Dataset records
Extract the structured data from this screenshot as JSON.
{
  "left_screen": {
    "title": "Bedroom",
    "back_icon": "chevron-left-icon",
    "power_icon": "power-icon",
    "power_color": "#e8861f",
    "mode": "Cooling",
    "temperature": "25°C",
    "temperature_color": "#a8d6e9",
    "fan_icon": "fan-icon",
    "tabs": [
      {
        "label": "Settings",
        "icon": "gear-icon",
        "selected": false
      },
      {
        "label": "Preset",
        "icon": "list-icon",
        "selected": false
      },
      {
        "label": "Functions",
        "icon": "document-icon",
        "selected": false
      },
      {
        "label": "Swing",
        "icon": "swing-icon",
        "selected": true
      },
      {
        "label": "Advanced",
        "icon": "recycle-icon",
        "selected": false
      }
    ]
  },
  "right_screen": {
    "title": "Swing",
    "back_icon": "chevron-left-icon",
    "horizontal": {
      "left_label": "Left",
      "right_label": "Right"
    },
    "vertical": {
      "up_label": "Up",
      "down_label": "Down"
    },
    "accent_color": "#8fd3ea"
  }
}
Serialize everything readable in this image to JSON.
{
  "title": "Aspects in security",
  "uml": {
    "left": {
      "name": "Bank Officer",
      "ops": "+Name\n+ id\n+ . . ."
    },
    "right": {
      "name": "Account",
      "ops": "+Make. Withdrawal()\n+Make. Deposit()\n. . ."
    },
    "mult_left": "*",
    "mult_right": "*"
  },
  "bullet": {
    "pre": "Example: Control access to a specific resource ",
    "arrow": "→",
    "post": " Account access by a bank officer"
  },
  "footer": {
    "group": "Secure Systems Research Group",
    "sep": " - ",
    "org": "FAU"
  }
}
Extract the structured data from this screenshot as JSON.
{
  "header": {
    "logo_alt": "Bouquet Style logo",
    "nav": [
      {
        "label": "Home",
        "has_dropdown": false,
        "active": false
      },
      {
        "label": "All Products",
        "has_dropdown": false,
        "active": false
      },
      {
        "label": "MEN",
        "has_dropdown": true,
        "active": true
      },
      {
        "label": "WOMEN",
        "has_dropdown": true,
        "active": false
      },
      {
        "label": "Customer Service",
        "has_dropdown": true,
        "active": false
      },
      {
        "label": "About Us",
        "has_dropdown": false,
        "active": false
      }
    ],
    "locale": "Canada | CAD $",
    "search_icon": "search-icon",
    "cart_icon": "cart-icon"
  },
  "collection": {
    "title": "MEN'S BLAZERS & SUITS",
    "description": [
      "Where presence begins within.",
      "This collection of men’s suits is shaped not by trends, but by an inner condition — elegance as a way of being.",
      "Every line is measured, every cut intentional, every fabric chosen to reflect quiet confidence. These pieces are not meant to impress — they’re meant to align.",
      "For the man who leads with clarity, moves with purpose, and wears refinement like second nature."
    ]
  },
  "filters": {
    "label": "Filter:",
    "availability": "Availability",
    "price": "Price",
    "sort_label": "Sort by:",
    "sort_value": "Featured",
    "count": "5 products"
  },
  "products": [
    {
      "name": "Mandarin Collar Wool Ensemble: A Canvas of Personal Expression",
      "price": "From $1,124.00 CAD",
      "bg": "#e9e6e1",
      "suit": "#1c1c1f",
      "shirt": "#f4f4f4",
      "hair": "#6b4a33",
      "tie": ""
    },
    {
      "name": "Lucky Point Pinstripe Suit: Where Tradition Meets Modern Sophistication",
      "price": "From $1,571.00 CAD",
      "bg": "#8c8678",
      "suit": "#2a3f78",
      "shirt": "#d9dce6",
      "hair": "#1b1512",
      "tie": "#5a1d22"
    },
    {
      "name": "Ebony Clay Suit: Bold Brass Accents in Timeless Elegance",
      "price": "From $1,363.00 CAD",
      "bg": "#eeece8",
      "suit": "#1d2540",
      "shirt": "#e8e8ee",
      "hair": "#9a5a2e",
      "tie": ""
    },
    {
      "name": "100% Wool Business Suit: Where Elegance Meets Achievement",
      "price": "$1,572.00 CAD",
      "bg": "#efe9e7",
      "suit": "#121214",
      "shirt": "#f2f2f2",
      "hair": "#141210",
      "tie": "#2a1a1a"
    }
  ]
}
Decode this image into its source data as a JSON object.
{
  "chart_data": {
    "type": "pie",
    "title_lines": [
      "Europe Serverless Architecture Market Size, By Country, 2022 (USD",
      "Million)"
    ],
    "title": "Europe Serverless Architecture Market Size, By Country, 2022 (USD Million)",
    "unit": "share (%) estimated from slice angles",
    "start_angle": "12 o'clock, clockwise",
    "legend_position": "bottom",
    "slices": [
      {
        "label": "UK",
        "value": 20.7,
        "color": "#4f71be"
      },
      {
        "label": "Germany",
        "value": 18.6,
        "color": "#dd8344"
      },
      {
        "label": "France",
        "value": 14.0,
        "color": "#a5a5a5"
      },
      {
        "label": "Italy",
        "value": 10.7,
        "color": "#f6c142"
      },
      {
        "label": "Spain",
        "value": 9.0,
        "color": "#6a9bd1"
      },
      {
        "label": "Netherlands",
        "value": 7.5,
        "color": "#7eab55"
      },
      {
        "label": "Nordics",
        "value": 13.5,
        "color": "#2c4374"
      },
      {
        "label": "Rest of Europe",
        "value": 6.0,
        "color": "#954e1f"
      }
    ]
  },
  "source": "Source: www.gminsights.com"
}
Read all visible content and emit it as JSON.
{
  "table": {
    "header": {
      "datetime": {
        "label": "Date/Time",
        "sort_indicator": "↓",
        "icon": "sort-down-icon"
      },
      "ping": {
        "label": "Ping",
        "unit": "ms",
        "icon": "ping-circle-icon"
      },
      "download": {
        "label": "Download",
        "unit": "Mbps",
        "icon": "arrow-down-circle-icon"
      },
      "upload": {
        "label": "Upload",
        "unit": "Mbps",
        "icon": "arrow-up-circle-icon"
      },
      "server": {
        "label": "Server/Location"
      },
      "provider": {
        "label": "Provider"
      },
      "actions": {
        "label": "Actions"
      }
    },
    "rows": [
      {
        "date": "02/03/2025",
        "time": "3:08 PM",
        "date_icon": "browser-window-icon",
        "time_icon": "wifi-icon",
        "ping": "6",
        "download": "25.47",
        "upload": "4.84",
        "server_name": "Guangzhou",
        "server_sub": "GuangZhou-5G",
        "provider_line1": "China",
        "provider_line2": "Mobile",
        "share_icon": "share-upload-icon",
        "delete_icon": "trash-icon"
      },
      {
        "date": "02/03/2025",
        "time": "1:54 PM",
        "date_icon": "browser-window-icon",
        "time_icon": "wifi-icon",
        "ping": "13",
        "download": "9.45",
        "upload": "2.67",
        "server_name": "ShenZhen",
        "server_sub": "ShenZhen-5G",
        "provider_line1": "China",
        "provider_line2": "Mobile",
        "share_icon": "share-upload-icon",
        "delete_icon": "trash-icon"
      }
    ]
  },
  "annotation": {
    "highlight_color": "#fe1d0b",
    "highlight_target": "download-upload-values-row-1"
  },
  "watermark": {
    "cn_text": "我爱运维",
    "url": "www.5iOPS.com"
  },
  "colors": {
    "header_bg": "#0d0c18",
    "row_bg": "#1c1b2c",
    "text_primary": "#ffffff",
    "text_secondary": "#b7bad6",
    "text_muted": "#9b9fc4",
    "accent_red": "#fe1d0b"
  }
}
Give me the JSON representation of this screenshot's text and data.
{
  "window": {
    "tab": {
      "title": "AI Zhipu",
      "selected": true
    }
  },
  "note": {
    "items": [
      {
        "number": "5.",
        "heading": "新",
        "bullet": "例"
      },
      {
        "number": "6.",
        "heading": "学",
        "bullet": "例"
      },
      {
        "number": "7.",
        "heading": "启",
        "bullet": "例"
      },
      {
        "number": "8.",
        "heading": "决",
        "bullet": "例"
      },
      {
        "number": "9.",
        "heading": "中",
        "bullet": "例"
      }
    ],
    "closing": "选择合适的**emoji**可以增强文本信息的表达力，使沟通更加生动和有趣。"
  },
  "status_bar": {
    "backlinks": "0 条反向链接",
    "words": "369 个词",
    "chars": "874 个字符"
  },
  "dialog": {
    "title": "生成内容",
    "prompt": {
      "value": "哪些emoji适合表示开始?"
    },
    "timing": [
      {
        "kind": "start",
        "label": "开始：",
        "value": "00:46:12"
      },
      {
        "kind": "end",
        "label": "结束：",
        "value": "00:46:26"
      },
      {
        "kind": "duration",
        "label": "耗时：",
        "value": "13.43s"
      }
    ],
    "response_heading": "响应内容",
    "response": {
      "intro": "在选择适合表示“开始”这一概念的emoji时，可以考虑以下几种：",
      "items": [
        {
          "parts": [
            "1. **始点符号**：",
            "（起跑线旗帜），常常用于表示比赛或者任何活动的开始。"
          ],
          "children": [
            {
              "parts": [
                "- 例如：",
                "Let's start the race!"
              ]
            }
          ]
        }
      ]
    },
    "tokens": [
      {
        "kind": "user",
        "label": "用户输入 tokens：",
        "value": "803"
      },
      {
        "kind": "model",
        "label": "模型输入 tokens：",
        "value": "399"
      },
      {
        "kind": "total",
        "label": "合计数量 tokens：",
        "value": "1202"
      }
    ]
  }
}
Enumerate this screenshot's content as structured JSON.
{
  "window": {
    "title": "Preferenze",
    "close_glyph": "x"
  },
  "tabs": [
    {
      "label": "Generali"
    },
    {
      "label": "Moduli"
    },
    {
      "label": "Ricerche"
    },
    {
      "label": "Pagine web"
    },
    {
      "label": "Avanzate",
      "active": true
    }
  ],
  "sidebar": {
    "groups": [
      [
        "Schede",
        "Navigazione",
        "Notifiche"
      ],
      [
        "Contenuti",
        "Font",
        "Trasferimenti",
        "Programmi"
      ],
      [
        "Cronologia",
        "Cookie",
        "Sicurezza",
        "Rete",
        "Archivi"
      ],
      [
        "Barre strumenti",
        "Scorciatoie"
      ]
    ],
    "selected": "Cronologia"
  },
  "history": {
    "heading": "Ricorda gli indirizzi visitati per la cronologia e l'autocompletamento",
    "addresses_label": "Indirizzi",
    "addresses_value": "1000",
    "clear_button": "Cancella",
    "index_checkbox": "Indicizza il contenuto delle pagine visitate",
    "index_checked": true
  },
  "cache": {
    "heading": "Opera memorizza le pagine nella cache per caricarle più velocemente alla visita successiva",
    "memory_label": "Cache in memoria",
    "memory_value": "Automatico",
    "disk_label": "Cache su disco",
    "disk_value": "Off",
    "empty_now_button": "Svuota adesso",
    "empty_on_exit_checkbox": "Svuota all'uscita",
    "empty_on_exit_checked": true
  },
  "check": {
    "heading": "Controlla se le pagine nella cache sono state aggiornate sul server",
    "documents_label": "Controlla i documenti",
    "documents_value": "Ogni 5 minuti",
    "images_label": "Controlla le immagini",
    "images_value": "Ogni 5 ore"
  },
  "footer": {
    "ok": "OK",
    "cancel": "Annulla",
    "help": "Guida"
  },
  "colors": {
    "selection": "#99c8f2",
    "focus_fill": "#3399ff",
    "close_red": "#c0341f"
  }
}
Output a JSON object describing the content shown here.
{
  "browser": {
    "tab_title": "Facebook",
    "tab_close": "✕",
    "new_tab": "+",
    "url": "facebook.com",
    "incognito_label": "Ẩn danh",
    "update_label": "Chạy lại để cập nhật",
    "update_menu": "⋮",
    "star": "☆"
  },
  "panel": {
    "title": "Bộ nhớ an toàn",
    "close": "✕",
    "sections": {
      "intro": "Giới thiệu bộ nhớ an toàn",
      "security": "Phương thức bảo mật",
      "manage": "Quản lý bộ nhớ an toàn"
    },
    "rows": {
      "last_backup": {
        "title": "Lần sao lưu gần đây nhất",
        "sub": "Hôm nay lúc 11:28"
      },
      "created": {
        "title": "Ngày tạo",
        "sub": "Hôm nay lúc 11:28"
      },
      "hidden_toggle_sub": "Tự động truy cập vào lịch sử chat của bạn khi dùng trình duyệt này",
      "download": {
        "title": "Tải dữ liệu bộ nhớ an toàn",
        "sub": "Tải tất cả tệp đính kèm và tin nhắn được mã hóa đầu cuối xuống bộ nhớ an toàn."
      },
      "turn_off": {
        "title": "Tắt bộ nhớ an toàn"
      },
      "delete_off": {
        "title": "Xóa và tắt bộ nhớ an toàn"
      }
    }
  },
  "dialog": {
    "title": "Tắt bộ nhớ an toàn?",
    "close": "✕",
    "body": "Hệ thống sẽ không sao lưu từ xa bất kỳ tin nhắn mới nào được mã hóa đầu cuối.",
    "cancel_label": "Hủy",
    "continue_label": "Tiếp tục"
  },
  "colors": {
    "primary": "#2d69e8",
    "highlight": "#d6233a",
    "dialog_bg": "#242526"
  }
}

Exercise prompt:
Copy out each line in the listing that has the word "screenshot".

Answer to this exercise:
Extract the structured data from this screenshot as JSON.
Extract the structured data from this screenshot as JSON.
Give me the JSON representation of this screenshot's text and data.
Enumerate this screenshot's content as structured JSON.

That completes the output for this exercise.